** START OF Input material **
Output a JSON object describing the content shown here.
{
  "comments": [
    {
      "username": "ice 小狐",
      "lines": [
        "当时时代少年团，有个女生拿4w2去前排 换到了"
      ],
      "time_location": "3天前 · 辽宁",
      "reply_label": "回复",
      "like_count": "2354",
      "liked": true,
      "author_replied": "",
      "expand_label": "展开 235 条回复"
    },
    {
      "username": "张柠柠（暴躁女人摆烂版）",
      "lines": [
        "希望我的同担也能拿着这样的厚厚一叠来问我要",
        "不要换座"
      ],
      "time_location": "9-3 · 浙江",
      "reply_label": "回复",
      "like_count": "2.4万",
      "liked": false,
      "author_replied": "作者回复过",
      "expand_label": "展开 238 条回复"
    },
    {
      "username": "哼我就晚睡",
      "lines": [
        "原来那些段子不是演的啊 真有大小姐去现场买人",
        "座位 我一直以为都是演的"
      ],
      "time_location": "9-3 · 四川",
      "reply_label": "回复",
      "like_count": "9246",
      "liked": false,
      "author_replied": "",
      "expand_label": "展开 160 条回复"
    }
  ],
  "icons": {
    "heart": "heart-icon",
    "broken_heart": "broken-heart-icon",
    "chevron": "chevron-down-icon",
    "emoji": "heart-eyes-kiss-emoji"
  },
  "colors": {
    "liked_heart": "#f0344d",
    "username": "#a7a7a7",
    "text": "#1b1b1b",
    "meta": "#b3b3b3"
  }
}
** END OF Input material **
Give all of the entries again, word for word.

Output a JSON object describing the content shown here.
{
  "comments": [
    {
      "username": "ice 小狐",
      "lines": [
        "当时时代少年团，有个女生拿4w2去前排 换到了"
      ],
      "time_location": "3天前 · 辽宁",
      "reply_label": "回复",
      "like_count": "2354",
      "liked": true,
      "author_replied": "",
      "expand_label": "展开 235 条回复"
    },
    {
      "username": "张柠柠（暴躁女人摆烂版）",
      "lines": [
        "希望我的同担也能拿着这样的厚厚一叠来问我要",
        "不要换座"
      ],
      "time_location": "9-3 · 浙江",
      "reply_label": "回复",
      "like_count": "2.4万",
      "liked": false,
      "author_replied": "作者回复过",
      "expand_label": "展开 238 条回复"
    },
    {
      "username": "哼我就晚睡",
      "lines": [
        "原来那些段子不是演的啊 真有大小姐去现场买人",
        "座位 我一直以为都是演的"
      ],
      "time_location": "9-3 · 四川",
      "reply_label": "回复",
      "like_count": "9246",
      "liked": false,
      "author_replied": "",
      "expand_label": "展开 160 条回复"
    }
  ],
  "icons": {
    "heart": "heart-icon",
    "broken_heart": "broken-heart-icon",
    "chevron": "chevron-down-icon",
    "emoji": "heart-eyes-kiss-emoji"
  },
  "colors": {
    "liked_heart": "#f0344d",
    "username": "#a7a7a7",
    "text": "#1b1b1b",
    "meta": "#b3b3b3"
  }
}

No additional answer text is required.